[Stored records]
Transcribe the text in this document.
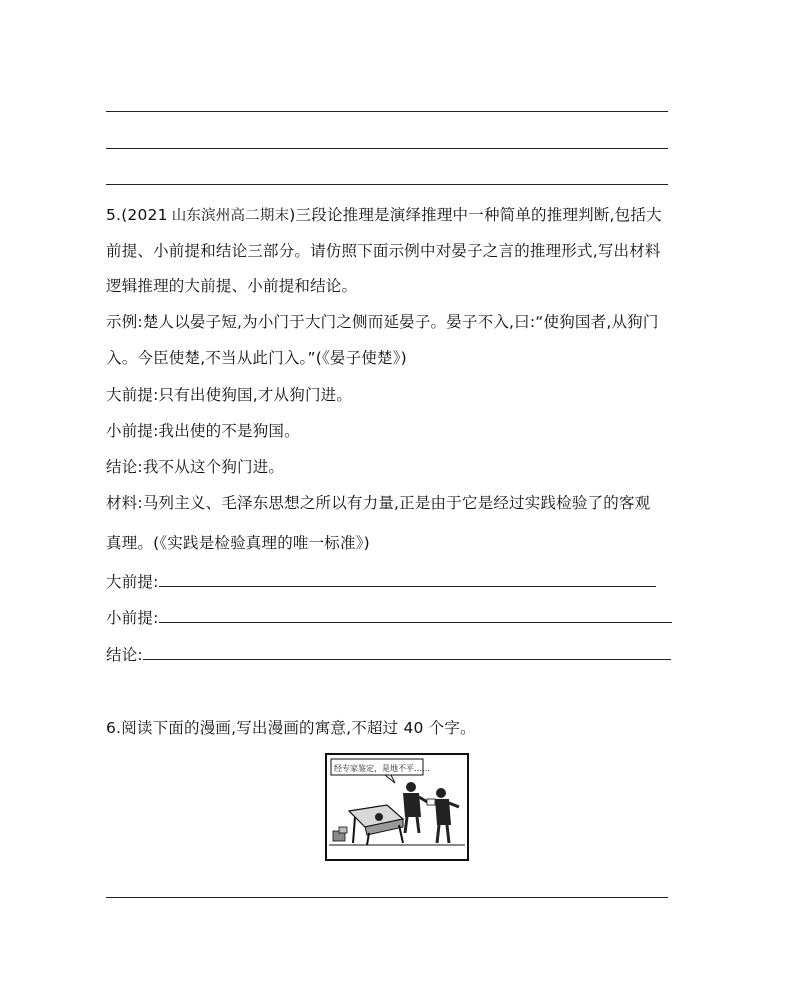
5.(2021 山东滨州高二期末)三段论推理是演绎推理中一种简单的推理判断,包括大
前提、小前提和结论三部分。请仿照下面示例中对晏子之言的推理形式,写出材料
逻辑推理的大前提、小前提和结论。
示例:楚人以晏子短,为小门于大门之侧而延晏子。晏子不入,曰:“使狗国者,从狗门
入。今臣使楚,不当从此门入。”(《晏子使楚》)
大前提:只有出使狗国,才从狗门进。
小前提:我出使的不是狗国。
结论:我不从这个狗门进。
材料:马列主义、毛泽东思想之所以有力量,正是由于它是经过实践检验了的客观
真理。(《实践是检验真理的唯一标准》)
大前提:
小前提:
结论:
6.阅读下面的漫画,写出漫画的寓意,不超过 40 个字。
经专家鉴定，是地不平……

*GOAL OF THE EXERCISE*
Reproduce the full listing faithfully, but do not carry over any pictures.

*TASK OUTPUT*
Transcribe the text in this document.
5.(2021 山东滨州高二期末)三段论推理是演绎推理中一种简单的推理判断,包括大
前提、小前提和结论三部分。请仿照下面示例中对晏子之言的推理形式,写出材料
逻辑推理的大前提、小前提和结论。
示例:楚人以晏子短,为小门于大门之侧而延晏子。晏子不入,曰:“使狗国者,从狗门
入。今臣使楚,不当从此门入。”(《晏子使楚》)
大前提:只有出使狗国,才从狗门进。
小前提:我出使的不是狗国。
结论:我不从这个狗门进。
材料:马列主义、毛泽东思想之所以有力量,正是由于它是经过实践检验了的客观
真理。(《实践是检验真理的唯一标准》)
大前提:
小前提:
结论:
6.阅读下面的漫画,写出漫画的寓意,不超过 40 个字。
经专家鉴定，是地不平……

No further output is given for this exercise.